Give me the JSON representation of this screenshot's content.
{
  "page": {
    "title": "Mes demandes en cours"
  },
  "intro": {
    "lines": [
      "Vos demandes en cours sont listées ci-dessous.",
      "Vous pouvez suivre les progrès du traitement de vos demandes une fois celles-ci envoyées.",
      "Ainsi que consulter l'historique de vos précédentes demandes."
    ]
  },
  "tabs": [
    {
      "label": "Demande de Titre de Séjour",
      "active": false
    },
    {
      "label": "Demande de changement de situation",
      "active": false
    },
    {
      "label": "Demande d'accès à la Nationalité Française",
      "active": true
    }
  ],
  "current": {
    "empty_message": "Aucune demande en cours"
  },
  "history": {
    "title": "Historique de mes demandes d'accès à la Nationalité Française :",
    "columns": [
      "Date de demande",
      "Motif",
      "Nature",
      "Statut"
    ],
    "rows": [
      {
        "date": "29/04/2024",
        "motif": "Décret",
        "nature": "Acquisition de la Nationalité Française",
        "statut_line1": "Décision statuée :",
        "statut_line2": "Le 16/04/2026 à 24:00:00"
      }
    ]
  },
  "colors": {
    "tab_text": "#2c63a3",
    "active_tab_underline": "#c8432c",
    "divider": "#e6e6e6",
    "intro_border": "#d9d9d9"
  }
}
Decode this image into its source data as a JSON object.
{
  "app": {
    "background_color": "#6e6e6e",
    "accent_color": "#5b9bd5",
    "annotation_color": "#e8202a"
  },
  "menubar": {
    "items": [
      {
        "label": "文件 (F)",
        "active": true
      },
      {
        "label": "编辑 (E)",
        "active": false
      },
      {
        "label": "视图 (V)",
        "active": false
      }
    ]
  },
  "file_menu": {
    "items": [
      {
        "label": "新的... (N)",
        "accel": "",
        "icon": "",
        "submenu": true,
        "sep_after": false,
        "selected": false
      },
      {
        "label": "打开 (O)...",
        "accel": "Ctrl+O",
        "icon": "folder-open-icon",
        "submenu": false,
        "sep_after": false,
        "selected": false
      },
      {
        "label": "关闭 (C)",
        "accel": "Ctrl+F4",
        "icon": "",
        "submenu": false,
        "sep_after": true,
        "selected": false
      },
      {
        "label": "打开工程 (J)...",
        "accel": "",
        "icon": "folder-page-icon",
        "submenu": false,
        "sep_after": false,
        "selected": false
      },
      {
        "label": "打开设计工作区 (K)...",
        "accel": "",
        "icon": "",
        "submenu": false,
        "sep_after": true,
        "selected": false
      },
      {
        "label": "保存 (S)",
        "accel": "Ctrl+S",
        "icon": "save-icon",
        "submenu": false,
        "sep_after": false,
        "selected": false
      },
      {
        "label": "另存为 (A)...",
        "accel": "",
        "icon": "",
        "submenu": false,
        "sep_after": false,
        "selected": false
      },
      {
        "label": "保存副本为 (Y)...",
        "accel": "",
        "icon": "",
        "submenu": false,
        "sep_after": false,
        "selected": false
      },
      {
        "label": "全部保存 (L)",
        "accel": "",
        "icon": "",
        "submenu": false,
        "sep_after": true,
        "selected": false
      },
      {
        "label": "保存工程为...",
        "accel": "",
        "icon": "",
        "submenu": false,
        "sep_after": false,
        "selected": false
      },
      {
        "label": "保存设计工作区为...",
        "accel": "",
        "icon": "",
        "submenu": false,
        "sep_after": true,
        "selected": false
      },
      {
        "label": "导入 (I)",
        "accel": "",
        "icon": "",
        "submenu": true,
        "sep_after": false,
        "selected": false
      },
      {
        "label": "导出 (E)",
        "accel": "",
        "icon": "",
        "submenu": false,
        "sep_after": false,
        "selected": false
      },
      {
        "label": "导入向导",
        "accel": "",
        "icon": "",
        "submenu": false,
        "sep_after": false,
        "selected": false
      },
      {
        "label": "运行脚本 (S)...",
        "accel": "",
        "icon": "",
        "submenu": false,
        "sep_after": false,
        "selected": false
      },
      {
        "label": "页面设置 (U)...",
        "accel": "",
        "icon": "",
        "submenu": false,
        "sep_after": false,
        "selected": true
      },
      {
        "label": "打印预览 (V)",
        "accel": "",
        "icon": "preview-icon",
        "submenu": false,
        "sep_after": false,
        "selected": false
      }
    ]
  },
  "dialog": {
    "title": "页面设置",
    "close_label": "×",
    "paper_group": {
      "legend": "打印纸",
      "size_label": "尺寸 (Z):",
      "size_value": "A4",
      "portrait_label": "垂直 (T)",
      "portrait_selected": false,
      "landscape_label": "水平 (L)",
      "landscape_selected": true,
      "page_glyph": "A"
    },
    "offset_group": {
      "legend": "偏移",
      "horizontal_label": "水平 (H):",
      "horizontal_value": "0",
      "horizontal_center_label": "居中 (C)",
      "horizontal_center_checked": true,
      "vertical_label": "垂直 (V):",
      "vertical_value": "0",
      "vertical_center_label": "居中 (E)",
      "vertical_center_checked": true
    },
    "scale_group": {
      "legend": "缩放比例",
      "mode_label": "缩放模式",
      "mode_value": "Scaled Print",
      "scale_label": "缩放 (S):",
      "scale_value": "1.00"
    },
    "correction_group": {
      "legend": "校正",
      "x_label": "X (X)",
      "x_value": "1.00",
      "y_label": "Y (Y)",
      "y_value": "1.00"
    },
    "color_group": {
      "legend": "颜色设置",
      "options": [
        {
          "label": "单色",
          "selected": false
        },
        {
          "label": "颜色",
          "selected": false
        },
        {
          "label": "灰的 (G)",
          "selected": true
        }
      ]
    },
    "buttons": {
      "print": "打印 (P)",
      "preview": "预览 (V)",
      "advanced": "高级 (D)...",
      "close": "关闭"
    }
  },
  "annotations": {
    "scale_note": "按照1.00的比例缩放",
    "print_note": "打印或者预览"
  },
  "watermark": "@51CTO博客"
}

**Problem:**
All of the entries above must be quoted exactly.

**Written solution:**
Give me the JSON representation of this screenshot's content.
{
  "page": {
    "title": "Mes demandes en cours"
  },
  "intro": {
    "lines": [
      "Vos demandes en cours sont listées ci-dessous.",
      "Vous pouvez suivre les progrès du traitement de vos demandes une fois celles-ci envoyées.",
      "Ainsi que consulter l'historique de vos précédentes demandes."
    ]
  },
  "tabs": [
    {
      "label": "Demande de Titre de Séjour",
      "active": false
    },
    {
      "label": "Demande de changement de situation",
      "active": false
    },
    {
      "label": "Demande d'accès à la Nationalité Française",
      "active": true
    }
  ],
  "current": {
    "empty_message": "Aucune demande en cours"
  },
  "history": {
    "title": "Historique de mes demandes d'accès à la Nationalité Française :",
    "columns": [
      "Date de demande",
      "Motif",
      "Nature",
      "Statut"
    ],
    "rows": [
      {
        "date": "29/04/2024",
        "motif": "Décret",
        "nature": "Acquisition de la Nationalité Française",
        "statut_line1": "Décision statuée :",
        "statut_line2": "Le 16/04/2026 à 24:00:00"
      }
    ]
  },
  "colors": {
    "tab_text": "#2c63a3",
    "active_tab_underline": "#c8432c",
    "divider": "#e6e6e6",
    "intro_border": "#d9d9d9"
  }
}
Decode this image into its source data as a JSON object.
{
  "app": {
    "background_color": "#6e6e6e",
    "accent_color": "#5b9bd5",
    "annotation_color": "#e8202a"
  },
  "menubar": {
    "items": [
      {
        "label": "文件 (F)",
        "active": true
      },
      {
        "label": "编辑 (E)",
        "active": false
      },
      {
        "label": "视图 (V)",
        "active": false
      }
    ]
  },
  "file_menu": {
    "items": [
      {
        "label": "新的... (N)",
        "accel": "",
        "icon": "",
        "submenu": true,
        "sep_after": false,
        "selected": false
      },
      {
        "label": "打开 (O)...",
        "accel": "Ctrl+O",
        "icon": "folder-open-icon",
        "submenu": false,
        "sep_after": false,
        "selected": false
      },
      {
        "label": "关闭 (C)",
        "accel": "Ctrl+F4",
        "icon": "",
        "submenu": false,
        "sep_after": true,
        "selected": false
      },
      {
        "label": "打开工程 (J)...",
        "accel": "",
        "icon": "folder-page-icon",
        "submenu": false,
        "sep_after": false,
        "selected": false
      },
      {
        "label": "打开设计工作区 (K)...",
        "accel": "",
        "icon": "",
        "submenu": false,
        "sep_after": true,
        "selected": false
      },
      {
        "label": "保存 (S)",
        "accel": "Ctrl+S",
        "icon": "save-icon",
        "submenu": false,
        "sep_after": false,
        "selected": false
      },
      {
        "label": "另存为 (A)...",
        "accel": "",
        "icon": "",
        "submenu": false,
        "sep_after": false,
        "selected": false
      },
      {
        "label": "保存副本为 (Y)...",
        "accel": "",
        "icon": "",
        "submenu": false,
        "sep_after": false,
        "selected": false
      },
      {
        "label": "全部保存 (L)",
        "accel": "",
        "icon": "",
        "submenu": false,
        "sep_after": true,
        "selected": false
      },
      {
        "label": "保存工程为...",
        "accel": "",
        "icon": "",
        "submenu": false,
        "sep_after": false,
        "selected": false
      },
      {
        "label": "保存设计工作区为...",
        "accel": "",
        "icon": "",
        "submenu": false,
        "sep_after": true,
        "selected": false
      },
      {
        "label": "导入 (I)",
        "accel": "",
        "icon": "",
        "submenu": true,
        "sep_after": false,
        "selected": false
      },
      {
        "label": "导出 (E)",
        "accel": "",
        "icon": "",
        "submenu": false,
        "sep_after": false,
        "selected": false
      },
      {
        "label": "导入向导",
        "accel": "",
        "icon": "",
        "submenu": false,
        "sep_after": false,
        "selected": false
      },
      {
        "label": "运行脚本 (S)...",
        "accel": "",
        "icon": "",
        "submenu": false,
        "sep_after": false,
        "selected": false
      },
      {
        "label": "页面设置 (U)...",
        "accel": "",
        "icon": "",
        "submenu": false,
        "sep_after": false,
        "selected": true
      },
      {
        "label": "打印预览 (V)",
        "accel": "",
        "icon": "preview-icon",
        "submenu": false,
        "sep_after": false,
        "selected": false
      }
    ]
  },
  "dialog": {
    "title": "页面设置",
    "close_label": "×",
    "paper_group": {
      "legend": "打印纸",
      "size_label": "尺寸 (Z):",
      "size_value": "A4",
      "portrait_label": "垂直 (T)",
      "portrait_selected": false,
      "landscape_label": "水平 (L)",
      "landscape_selected": true,
      "page_glyph": "A"
    },
    "offset_group": {
      "legend": "偏移",
      "horizontal_label": "水平 (H):",
      "horizontal_value": "0",
      "horizontal_center_label": "居中 (C)",
      "horizontal_center_checked": true,
      "vertical_label": "垂直 (V):",
      "vertical_value": "0",
      "vertical_center_label": "居中 (E)",
      "vertical_center_checked": true
    },
    "scale_group": {
      "legend": "缩放比例",
      "mode_label": "缩放模式",
      "mode_value": "Scaled Print",
      "scale_label": "缩放 (S):",
      "scale_value": "1.00"
    },
    "correction_group": {
      "legend": "校正",
      "x_label": "X (X)",
      "x_value": "1.00",
      "y_label": "Y (Y)",
      "y_value": "1.00"
    },
    "color_group": {
      "legend": "颜色设置",
      "options": [
        {
          "label": "单色",
          "selected": false
        },
        {
          "label": "颜色",
          "selected": false
        },
        {
          "label": "灰的 (G)",
          "selected": true
        }
      ]
    },
    "buttons": {
      "print": "打印 (P)",
      "preview": "预览 (V)",
      "advanced": "高级 (D)...",
      "close": "关闭"
    }
  },
  "annotations": {
    "scale_note": "按照1.00的比例缩放",
    "print_note": "打印或者预览"
  },
  "watermark": "@51CTO博客"
}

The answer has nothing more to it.